[The task]
All of the lines below are to be printed again exactly; images are excluded from the output.

[The records]
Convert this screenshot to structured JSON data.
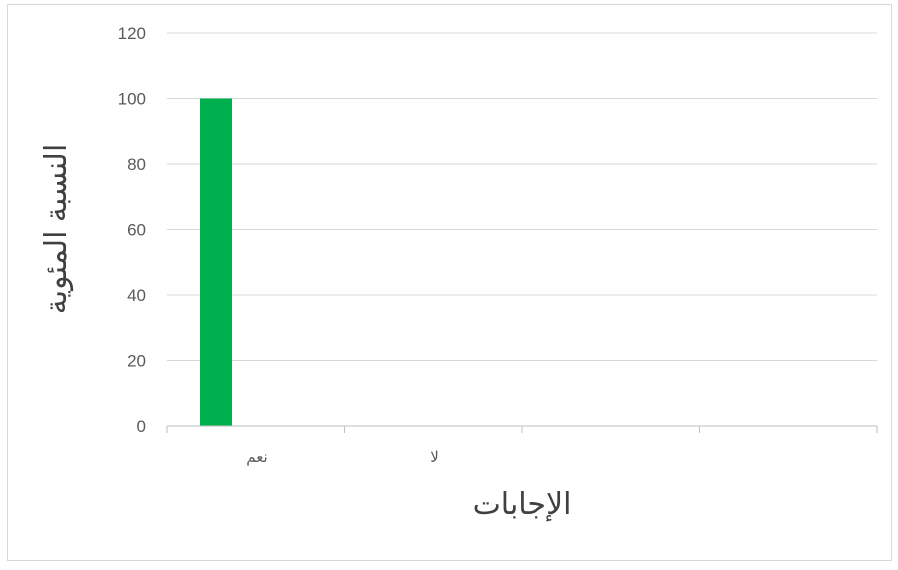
{
  "chart_data": {
    "type": "bar",
    "title": "",
    "categories": [
      "نعم",
      "لا",
      "",
      ""
    ],
    "values": [
      100,
      0,
      null,
      null
    ],
    "xlabel": "الإجابات",
    "ylabel": "النسبة المئوية",
    "ylim": [
      0,
      120
    ],
    "yticks": [
      0,
      20,
      40,
      60,
      80,
      100,
      120
    ],
    "grid": true,
    "legend": "none",
    "bar_color": "#00b050",
    "grid_color": "#d9d9d9",
    "axis_color": "#bfbfbf",
    "text_color": "#595959"
  }
}
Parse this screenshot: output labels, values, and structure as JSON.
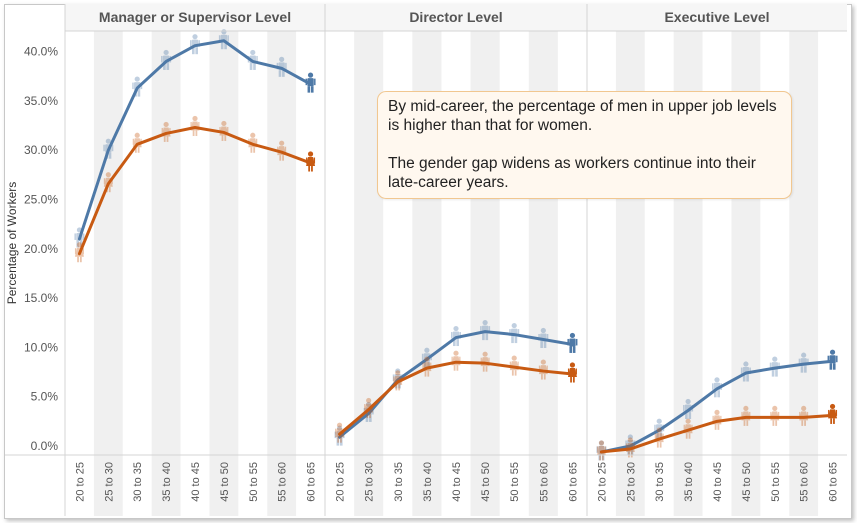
{
  "chart_data": {
    "type": "line",
    "ylabel": "Percentage of Workers",
    "ylim": [
      0,
      42
    ],
    "y_ticks": [
      "0.0%",
      "5.0%",
      "10.0%",
      "15.0%",
      "20.0%",
      "25.0%",
      "30.0%",
      "35.0%",
      "40.0%"
    ],
    "categories": [
      "20 to 25",
      "25 to 30",
      "30 to 35",
      "35 to 40",
      "40 to 45",
      "45 to 50",
      "50 to 55",
      "55 to 60",
      "60 to 65"
    ],
    "marker": "person-icon",
    "colors": {
      "men": "#4e79a7",
      "women": "#c85a12",
      "band": "#f0f0f0",
      "grid": "#d4d4d4"
    },
    "panels": [
      {
        "title": "Manager or Supervisor Level",
        "series": [
          {
            "values": [
              21.0,
              30.0,
              36.3,
              39.0,
              40.6,
              41.1,
              39.0,
              38.3,
              36.7
            ]
          },
          {
            "values": [
              19.5,
              26.6,
              30.6,
              31.7,
              32.3,
              31.8,
              30.6,
              29.8,
              28.7
            ]
          }
        ]
      },
      {
        "title": "Director Level",
        "series": [
          {
            "values": [
              0.9,
              3.3,
              6.7,
              8.8,
              11.0,
              11.6,
              11.3,
              10.8,
              10.3
            ]
          },
          {
            "values": [
              1.2,
              3.7,
              6.5,
              7.9,
              8.5,
              8.4,
              8.0,
              7.6,
              7.3
            ]
          }
        ]
      },
      {
        "title": "Executive Level",
        "series": [
          {
            "values": [
              -0.6,
              0.0,
              1.6,
              3.6,
              5.8,
              7.4,
              7.9,
              8.3,
              8.6
            ]
          },
          {
            "values": [
              -0.6,
              -0.3,
              0.7,
              1.6,
              2.5,
              2.9,
              2.9,
              2.9,
              3.1
            ]
          }
        ]
      }
    ]
  },
  "annotation": {
    "paragraph1": "By mid-career, the percentage of men in upper job levels is higher than that for women.",
    "paragraph2": "The gender gap widens as workers continue into their late-career years."
  }
}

[Answer to this task]
Convert this screenshot to structured JSON data.
{
  "chart_data": {
    "type": "bar",
    "title": "",
    "categories": [
      "نعم",
      "لا",
      "",
      ""
    ],
    "values": [
      100,
      0,
      null,
      null
    ],
    "xlabel": "الإجابات",
    "ylabel": "النسبة المئوية",
    "ylim": [
      0,
      120
    ],
    "yticks": [
      0,
      20,
      40,
      60,
      80,
      100,
      120
    ],
    "grid": true,
    "legend": "none",
    "bar_color": "#00b050",
    "grid_color": "#d9d9d9",
    "axis_color": "#bfbfbf",
    "text_color": "#595959"
  }
}
Parse this screenshot: output labels, values, and structure as JSON.
{
  "chart_data": {
    "type": "line",
    "ylabel": "Percentage of Workers",
    "ylim": [
      0,
      42
    ],
    "y_ticks": [
      "0.0%",
      "5.0%",
      "10.0%",
      "15.0%",
      "20.0%",
      "25.0%",
      "30.0%",
      "35.0%",
      "40.0%"
    ],
    "categories": [
      "20 to 25",
      "25 to 30",
      "30 to 35",
      "35 to 40",
      "40 to 45",
      "45 to 50",
      "50 to 55",
      "55 to 60",
      "60 to 65"
    ],
    "marker": "person-icon",
    "colors": {
      "men": "#4e79a7",
      "women": "#c85a12",
      "band": "#f0f0f0",
      "grid": "#d4d4d4"
    },
    "panels": [
      {
        "title": "Manager or Supervisor Level",
        "series": [
          {
            "values": [
              21.0,
              30.0,
              36.3,
              39.0,
              40.6,
              41.1,
              39.0,
              38.3,
              36.7
            ]
          },
          {
            "values": [
              19.5,
              26.6,
              30.6,
              31.7,
              32.3,
              31.8,
              30.6,
              29.8,
              28.7
            ]
          }
        ]
      },
      {
        "title": "Director Level",
        "series": [
          {
            "values": [
              0.9,
              3.3,
              6.7,
              8.8,
              11.0,
              11.6,
              11.3,
              10.8,
              10.3
            ]
          },
          {
            "values": [
              1.2,
              3.7,
              6.5,
              7.9,
              8.5,
              8.4,
              8.0,
              7.6,
              7.3
            ]
          }
        ]
      },
      {
        "title": "Executive Level",
        "series": [
          {
            "values": [
              -0.6,
              0.0,
              1.6,
              3.6,
              5.8,
              7.4,
              7.9,
              8.3,
              8.6
            ]
          },
          {
            "values": [
              -0.6,
              -0.3,
              0.7,
              1.6,
              2.5,
              2.9,
              2.9,
              2.9,
              3.1
            ]
          }
        ]
      }
    ]
  },
  "annotation": {
    "paragraph1": "By mid-career, the percentage of men in upper job levels is higher than that for women.",
    "paragraph2": "The gender gap widens as workers continue into their late-career years."
  }
}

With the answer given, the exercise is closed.